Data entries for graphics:
--- START ---

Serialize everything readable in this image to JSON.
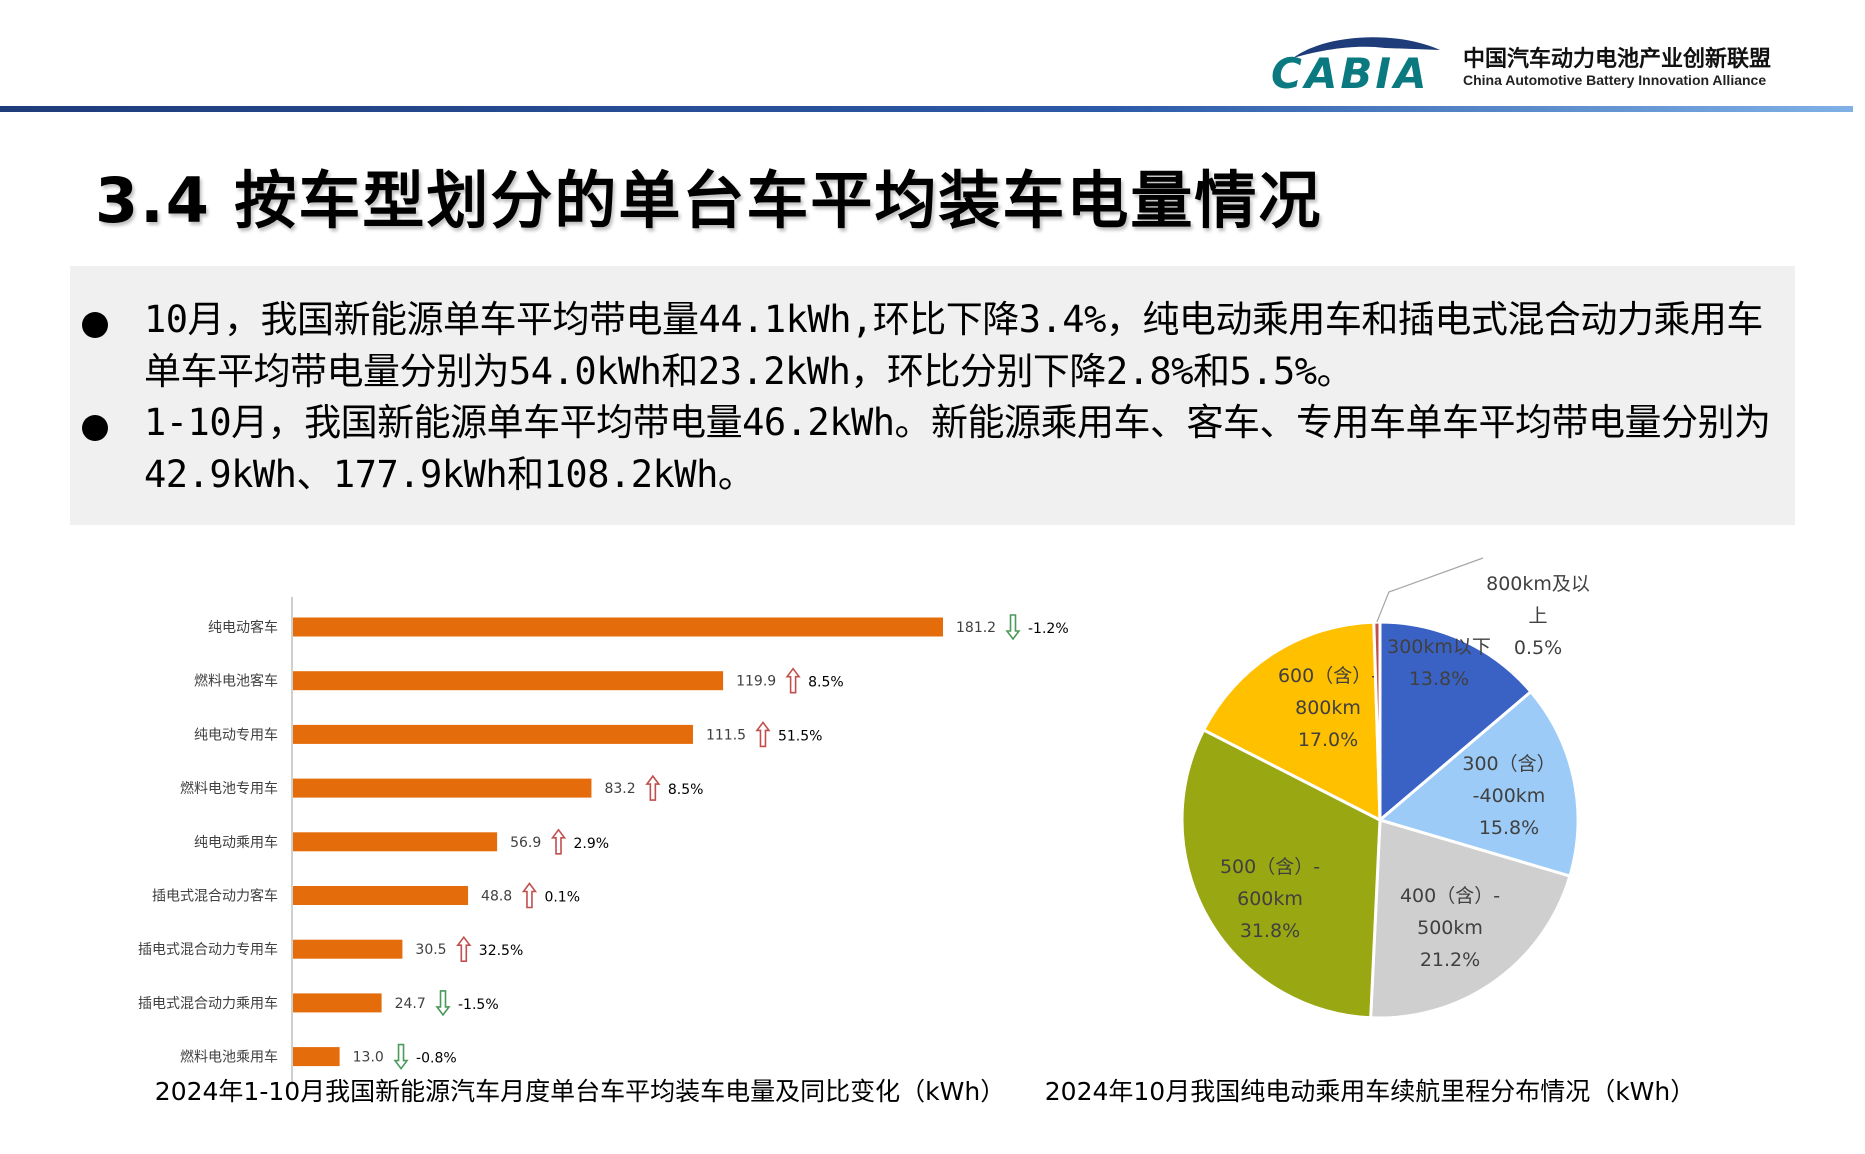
{
  "header": {
    "logo_text": "CABIA",
    "org_name_cn": "中国汽车动力电池产业创新联盟",
    "org_name_en": "China Automotive Battery Innovation Alliance",
    "accent_color": "#1f3c7a",
    "logo_color": "#0a7a80"
  },
  "page_title": "3.4 按车型划分的单台车平均装车电量情况",
  "summary": {
    "bullet1": "10月，我国新能源单车平均带电量44.1kWh,环比下降3.4%，纯电动乘用车和插电式混合动力乘用车单车平均带电量分别为54.0kWh和23.2kWh，环比分别下降2.8%和5.5%。",
    "bullet2": "1-10月，我国新能源单车平均带电量46.2kWh。新能源乘用车、客车、专用车单车平均带电量分别为42.9kWh、177.9kWh和108.2kWh。"
  },
  "chart_data": [
    {
      "type": "bar",
      "orientation": "horizontal",
      "title": "2024年1-10月我国新能源汽车月度单台车平均装车电量及同比变化（kWh）",
      "bar_color": "#e46c0a",
      "up_arrow_color": "#c0504d",
      "down_arrow_color": "#4a9a5a",
      "categories": [
        "纯电动客车",
        "燃料电池客车",
        "纯电动专用车",
        "燃料电池专用车",
        "纯电动乘用车",
        "插电式混合动力客车",
        "插电式混合动力专用车",
        "插电式混合动力乘用车",
        "燃料电池乘用车"
      ],
      "values": [
        181.2,
        119.9,
        111.5,
        83.2,
        56.9,
        48.8,
        30.5,
        24.7,
        13.0
      ],
      "value_labels": [
        "181.2",
        "119.9",
        "111.5",
        "83.2",
        "56.9",
        "48.8",
        "30.5",
        "24.7",
        "13.0"
      ],
      "yoy_change": [
        "-1.2%",
        "8.5%",
        "51.5%",
        "8.5%",
        "2.9%",
        "0.1%",
        "32.5%",
        "-1.5%",
        "-0.8%"
      ],
      "yoy_direction": [
        "down",
        "up",
        "up",
        "up",
        "up",
        "up",
        "up",
        "down",
        "down"
      ],
      "xlim": [
        0,
        200
      ]
    },
    {
      "type": "pie",
      "title": "2024年10月我国纯电动乘用车续航里程分布情况（kWh）",
      "slices": [
        {
          "label_lines": [
            "300km以下",
            "13.8%"
          ],
          "value": 13.8,
          "color": "#3a62c4"
        },
        {
          "label_lines": [
            "300（含）",
            "-400km",
            "15.8%"
          ],
          "value": 15.8,
          "color": "#9ccbf7"
        },
        {
          "label_lines": [
            "400（含）-",
            "500km",
            "21.2%"
          ],
          "value": 21.2,
          "color": "#cfcfcf"
        },
        {
          "label_lines": [
            "500（含）-",
            "600km",
            "31.8%"
          ],
          "value": 31.8,
          "color": "#99a812"
        },
        {
          "label_lines": [
            "600（含）-",
            "800km",
            "17.0%"
          ],
          "value": 17.0,
          "color": "#ffc000"
        },
        {
          "label_lines": [
            "800km及以",
            "上",
            "0.5%"
          ],
          "value": 0.5,
          "color": "#c0504d"
        }
      ]
    }
  ]
}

--- END ---

Transcribe the listing in full and omit the pictures.

• COMPLETE RESPONSE:
Serialize everything readable in this image to JSON.
{
  "header": {
    "logo_text": "CABIA",
    "org_name_cn": "中国汽车动力电池产业创新联盟",
    "org_name_en": "China Automotive Battery Innovation Alliance",
    "accent_color": "#1f3c7a",
    "logo_color": "#0a7a80"
  },
  "page_title": "3.4 按车型划分的单台车平均装车电量情况",
  "summary": {
    "bullet1": "10月，我国新能源单车平均带电量44.1kWh,环比下降3.4%，纯电动乘用车和插电式混合动力乘用车单车平均带电量分别为54.0kWh和23.2kWh，环比分别下降2.8%和5.5%。",
    "bullet2": "1-10月，我国新能源单车平均带电量46.2kWh。新能源乘用车、客车、专用车单车平均带电量分别为42.9kWh、177.9kWh和108.2kWh。"
  },
  "chart_data": [
    {
      "type": "bar",
      "orientation": "horizontal",
      "title": "2024年1-10月我国新能源汽车月度单台车平均装车电量及同比变化（kWh）",
      "bar_color": "#e46c0a",
      "up_arrow_color": "#c0504d",
      "down_arrow_color": "#4a9a5a",
      "categories": [
        "纯电动客车",
        "燃料电池客车",
        "纯电动专用车",
        "燃料电池专用车",
        "纯电动乘用车",
        "插电式混合动力客车",
        "插电式混合动力专用车",
        "插电式混合动力乘用车",
        "燃料电池乘用车"
      ],
      "values": [
        181.2,
        119.9,
        111.5,
        83.2,
        56.9,
        48.8,
        30.5,
        24.7,
        13.0
      ],
      "value_labels": [
        "181.2",
        "119.9",
        "111.5",
        "83.2",
        "56.9",
        "48.8",
        "30.5",
        "24.7",
        "13.0"
      ],
      "yoy_change": [
        "-1.2%",
        "8.5%",
        "51.5%",
        "8.5%",
        "2.9%",
        "0.1%",
        "32.5%",
        "-1.5%",
        "-0.8%"
      ],
      "yoy_direction": [
        "down",
        "up",
        "up",
        "up",
        "up",
        "up",
        "up",
        "down",
        "down"
      ],
      "xlim": [
        0,
        200
      ]
    },
    {
      "type": "pie",
      "title": "2024年10月我国纯电动乘用车续航里程分布情况（kWh）",
      "slices": [
        {
          "label_lines": [
            "300km以下",
            "13.8%"
          ],
          "value": 13.8,
          "color": "#3a62c4"
        },
        {
          "label_lines": [
            "300（含）",
            "-400km",
            "15.8%"
          ],
          "value": 15.8,
          "color": "#9ccbf7"
        },
        {
          "label_lines": [
            "400（含）-",
            "500km",
            "21.2%"
          ],
          "value": 21.2,
          "color": "#cfcfcf"
        },
        {
          "label_lines": [
            "500（含）-",
            "600km",
            "31.8%"
          ],
          "value": 31.8,
          "color": "#99a812"
        },
        {
          "label_lines": [
            "600（含）-",
            "800km",
            "17.0%"
          ],
          "value": 17.0,
          "color": "#ffc000"
        },
        {
          "label_lines": [
            "800km及以",
            "上",
            "0.5%"
          ],
          "value": 0.5,
          "color": "#c0504d"
        }
      ]
    }
  ]
}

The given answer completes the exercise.